** start of Information given **
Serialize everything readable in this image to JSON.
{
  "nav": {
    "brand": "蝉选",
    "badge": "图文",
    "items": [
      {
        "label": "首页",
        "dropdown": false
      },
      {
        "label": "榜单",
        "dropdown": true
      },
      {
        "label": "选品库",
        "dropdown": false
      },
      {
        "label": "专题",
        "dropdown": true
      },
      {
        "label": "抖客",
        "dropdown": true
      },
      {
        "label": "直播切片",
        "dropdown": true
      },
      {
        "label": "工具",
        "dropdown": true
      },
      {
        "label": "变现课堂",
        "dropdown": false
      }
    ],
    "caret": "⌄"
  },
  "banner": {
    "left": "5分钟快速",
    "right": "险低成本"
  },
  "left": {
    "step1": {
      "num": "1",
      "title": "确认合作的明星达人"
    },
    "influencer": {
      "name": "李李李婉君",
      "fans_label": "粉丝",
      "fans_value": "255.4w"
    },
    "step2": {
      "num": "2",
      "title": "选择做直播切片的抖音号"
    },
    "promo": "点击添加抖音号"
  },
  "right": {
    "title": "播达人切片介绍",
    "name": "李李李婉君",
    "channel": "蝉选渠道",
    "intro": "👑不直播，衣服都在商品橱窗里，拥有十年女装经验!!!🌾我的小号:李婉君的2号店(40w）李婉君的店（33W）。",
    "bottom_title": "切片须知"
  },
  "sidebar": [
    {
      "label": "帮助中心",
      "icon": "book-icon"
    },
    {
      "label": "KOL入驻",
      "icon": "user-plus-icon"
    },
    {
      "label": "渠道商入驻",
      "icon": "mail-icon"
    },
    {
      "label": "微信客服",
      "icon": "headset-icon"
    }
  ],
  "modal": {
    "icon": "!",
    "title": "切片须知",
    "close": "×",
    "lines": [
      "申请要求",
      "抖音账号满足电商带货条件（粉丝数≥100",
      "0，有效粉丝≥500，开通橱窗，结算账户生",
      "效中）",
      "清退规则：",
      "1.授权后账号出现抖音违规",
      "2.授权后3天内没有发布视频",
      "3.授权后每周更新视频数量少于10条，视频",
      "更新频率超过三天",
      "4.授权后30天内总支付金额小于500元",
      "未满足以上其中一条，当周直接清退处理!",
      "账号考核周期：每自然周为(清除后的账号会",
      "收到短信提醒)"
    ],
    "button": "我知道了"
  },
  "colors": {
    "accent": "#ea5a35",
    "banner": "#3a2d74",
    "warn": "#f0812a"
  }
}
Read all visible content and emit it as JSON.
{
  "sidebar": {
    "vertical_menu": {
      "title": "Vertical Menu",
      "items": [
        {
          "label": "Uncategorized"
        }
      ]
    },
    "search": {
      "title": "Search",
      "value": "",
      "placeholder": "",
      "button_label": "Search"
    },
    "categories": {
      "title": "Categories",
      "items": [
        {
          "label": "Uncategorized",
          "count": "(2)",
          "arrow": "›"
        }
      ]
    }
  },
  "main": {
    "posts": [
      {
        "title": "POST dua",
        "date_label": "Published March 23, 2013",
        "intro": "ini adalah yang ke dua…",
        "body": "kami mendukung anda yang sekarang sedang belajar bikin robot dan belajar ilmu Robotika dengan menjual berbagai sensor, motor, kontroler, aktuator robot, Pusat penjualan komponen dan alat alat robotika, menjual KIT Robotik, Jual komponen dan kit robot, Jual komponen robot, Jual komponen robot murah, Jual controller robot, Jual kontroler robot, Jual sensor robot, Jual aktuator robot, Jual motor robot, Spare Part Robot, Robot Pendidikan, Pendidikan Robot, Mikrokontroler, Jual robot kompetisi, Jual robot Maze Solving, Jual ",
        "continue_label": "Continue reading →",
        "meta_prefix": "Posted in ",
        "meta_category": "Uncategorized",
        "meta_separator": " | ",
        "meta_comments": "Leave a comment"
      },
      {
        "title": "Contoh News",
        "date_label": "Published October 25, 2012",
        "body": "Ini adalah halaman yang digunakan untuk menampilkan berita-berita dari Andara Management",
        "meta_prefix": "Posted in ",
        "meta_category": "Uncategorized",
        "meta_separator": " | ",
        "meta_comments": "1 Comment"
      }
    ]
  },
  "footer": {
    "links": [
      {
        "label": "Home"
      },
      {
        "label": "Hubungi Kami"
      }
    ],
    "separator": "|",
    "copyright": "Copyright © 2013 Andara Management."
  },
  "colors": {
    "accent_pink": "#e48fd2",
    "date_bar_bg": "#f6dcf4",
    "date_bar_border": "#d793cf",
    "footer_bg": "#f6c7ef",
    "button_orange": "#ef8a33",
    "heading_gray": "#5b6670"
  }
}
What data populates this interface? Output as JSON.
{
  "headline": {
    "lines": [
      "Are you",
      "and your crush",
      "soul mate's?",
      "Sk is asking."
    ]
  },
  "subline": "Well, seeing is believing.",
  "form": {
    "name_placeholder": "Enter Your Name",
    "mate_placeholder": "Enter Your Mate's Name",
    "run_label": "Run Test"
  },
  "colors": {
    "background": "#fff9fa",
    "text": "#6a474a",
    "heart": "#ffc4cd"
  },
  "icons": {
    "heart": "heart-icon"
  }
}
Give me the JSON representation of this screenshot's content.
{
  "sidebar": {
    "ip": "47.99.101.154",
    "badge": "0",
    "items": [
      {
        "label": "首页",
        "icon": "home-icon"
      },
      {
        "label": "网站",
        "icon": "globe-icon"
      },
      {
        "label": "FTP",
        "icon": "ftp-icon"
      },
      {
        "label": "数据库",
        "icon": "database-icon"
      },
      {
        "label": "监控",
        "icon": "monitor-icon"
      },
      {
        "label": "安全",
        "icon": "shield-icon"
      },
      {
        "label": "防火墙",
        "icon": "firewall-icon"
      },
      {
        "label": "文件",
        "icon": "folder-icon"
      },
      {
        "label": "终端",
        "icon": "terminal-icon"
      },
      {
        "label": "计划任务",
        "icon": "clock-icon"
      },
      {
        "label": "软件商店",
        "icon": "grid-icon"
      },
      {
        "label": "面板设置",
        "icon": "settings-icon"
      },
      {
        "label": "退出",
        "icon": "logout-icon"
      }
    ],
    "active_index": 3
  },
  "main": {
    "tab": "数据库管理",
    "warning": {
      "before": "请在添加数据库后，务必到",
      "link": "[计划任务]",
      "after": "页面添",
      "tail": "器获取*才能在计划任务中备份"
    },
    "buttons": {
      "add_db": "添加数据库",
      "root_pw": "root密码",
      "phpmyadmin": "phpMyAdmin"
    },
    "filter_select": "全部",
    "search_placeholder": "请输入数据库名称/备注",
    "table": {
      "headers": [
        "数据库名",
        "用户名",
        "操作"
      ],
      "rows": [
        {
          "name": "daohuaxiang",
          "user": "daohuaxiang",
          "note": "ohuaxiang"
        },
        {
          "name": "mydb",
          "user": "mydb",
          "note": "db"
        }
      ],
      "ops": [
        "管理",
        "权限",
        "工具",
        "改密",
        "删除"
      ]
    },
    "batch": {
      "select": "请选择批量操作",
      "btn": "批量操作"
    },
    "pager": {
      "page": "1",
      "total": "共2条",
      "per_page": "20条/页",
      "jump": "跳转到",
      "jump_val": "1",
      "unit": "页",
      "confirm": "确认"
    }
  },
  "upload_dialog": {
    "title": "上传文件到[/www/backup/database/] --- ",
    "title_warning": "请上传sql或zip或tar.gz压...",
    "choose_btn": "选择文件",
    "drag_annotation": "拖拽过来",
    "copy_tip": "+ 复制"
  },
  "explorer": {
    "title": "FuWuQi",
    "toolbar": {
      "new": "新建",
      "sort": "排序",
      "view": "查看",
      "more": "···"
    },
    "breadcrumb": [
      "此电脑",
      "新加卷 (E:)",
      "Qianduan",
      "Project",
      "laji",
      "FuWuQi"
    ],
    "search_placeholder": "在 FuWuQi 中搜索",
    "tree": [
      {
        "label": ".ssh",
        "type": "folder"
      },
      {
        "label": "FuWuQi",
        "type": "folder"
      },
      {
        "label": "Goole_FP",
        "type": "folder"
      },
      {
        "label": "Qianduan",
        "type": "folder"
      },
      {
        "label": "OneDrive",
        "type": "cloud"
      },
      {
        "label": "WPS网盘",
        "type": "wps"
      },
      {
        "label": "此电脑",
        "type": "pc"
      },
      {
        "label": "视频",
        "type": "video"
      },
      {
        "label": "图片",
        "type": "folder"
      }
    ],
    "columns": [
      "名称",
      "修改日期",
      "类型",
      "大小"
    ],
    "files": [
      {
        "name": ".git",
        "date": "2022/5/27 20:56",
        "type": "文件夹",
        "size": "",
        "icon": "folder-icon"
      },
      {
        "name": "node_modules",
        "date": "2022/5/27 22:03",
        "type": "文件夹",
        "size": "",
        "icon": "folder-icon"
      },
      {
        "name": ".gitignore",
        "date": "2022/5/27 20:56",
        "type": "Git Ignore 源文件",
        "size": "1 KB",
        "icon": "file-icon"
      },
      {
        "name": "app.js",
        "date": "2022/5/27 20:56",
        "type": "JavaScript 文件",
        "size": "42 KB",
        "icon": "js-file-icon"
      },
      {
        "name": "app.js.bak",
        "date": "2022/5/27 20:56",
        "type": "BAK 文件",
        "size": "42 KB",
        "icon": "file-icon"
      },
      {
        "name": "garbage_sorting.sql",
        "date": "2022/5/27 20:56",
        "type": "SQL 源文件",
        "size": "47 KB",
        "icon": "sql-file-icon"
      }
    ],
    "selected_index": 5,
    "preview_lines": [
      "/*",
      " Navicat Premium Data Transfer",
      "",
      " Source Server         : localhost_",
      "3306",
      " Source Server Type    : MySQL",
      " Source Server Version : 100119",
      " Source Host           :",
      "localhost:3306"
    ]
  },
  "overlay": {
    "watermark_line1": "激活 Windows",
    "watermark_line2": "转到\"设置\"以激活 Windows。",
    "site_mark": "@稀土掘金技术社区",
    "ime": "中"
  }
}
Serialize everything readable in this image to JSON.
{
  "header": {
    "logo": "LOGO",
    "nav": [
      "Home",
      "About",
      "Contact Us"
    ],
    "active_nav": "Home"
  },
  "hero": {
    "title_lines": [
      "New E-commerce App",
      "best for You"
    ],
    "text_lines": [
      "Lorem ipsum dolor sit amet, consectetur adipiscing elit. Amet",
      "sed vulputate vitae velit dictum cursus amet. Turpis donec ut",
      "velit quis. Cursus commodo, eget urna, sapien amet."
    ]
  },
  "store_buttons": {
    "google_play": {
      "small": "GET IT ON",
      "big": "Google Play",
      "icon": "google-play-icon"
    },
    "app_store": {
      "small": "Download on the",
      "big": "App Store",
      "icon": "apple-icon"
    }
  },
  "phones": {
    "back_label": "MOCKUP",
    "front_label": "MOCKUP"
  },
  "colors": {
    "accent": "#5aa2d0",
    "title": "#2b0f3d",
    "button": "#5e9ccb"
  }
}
** end of Information given **
▶ _Challenge_: Show all lines above holding "amet".

▶ _Correct response_:
      "Lorem ipsum dolor sit amet, consectetur adipiscing elit. Amet",
      "sed vulputate vitae velit dictum cursus amet. Turpis donec ut",
      "velit quis. Cursus commodo, eget urna, sapien amet."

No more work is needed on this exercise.